• [What you are asked to do]:
Across the listing below, how many lines hold "color"? Reply with the number by itself.
BEGIN Records provided
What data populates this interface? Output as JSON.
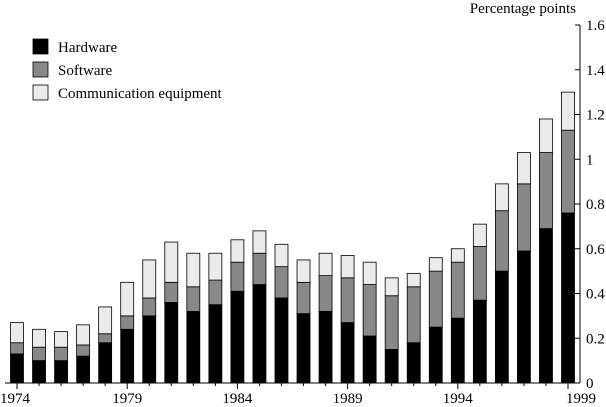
{
  "chart_data": {
    "type": "bar",
    "stacked": true,
    "title": "",
    "xlabel": "",
    "ylabel": "Percentage points",
    "y_axis_side": "right",
    "ylim": [
      0,
      1.6
    ],
    "yticks": [
      0,
      0.2,
      0.4,
      0.6,
      0.8,
      1,
      1.2,
      1.4,
      1.6
    ],
    "ytick_labels": [
      "0",
      "0.2",
      "0.4",
      "0.6",
      "0.8",
      "1",
      "1.2",
      "1.4",
      "1.6"
    ],
    "xticks": [
      1974,
      1979,
      1984,
      1989,
      1994,
      1999
    ],
    "categories": [
      1974,
      1975,
      1976,
      1977,
      1978,
      1979,
      1980,
      1981,
      1982,
      1983,
      1984,
      1985,
      1986,
      1987,
      1988,
      1989,
      1990,
      1991,
      1992,
      1993,
      1994,
      1995,
      1996,
      1997,
      1998,
      1999
    ],
    "grid": false,
    "legend_position": "top-left",
    "series": [
      {
        "name": "Hardware",
        "color": "#000000",
        "values": [
          0.13,
          0.1,
          0.1,
          0.12,
          0.18,
          0.24,
          0.3,
          0.36,
          0.32,
          0.35,
          0.41,
          0.44,
          0.38,
          0.31,
          0.32,
          0.27,
          0.21,
          0.15,
          0.18,
          0.25,
          0.29,
          0.37,
          0.5,
          0.59,
          0.69,
          0.76
        ]
      },
      {
        "name": "Software",
        "color": "#888888",
        "values": [
          0.05,
          0.06,
          0.06,
          0.05,
          0.04,
          0.06,
          0.08,
          0.09,
          0.11,
          0.11,
          0.13,
          0.14,
          0.14,
          0.14,
          0.16,
          0.2,
          0.23,
          0.24,
          0.25,
          0.25,
          0.25,
          0.24,
          0.27,
          0.3,
          0.34,
          0.37
        ]
      },
      {
        "name": "Communication equipment",
        "color": "#ebebeb",
        "values": [
          0.09,
          0.08,
          0.07,
          0.09,
          0.12,
          0.15,
          0.17,
          0.18,
          0.15,
          0.12,
          0.1,
          0.1,
          0.1,
          0.1,
          0.1,
          0.1,
          0.1,
          0.08,
          0.06,
          0.06,
          0.06,
          0.1,
          0.12,
          0.14,
          0.15,
          0.17
        ]
      }
    ]
  }
}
END Records provided
• [Written reply]:
3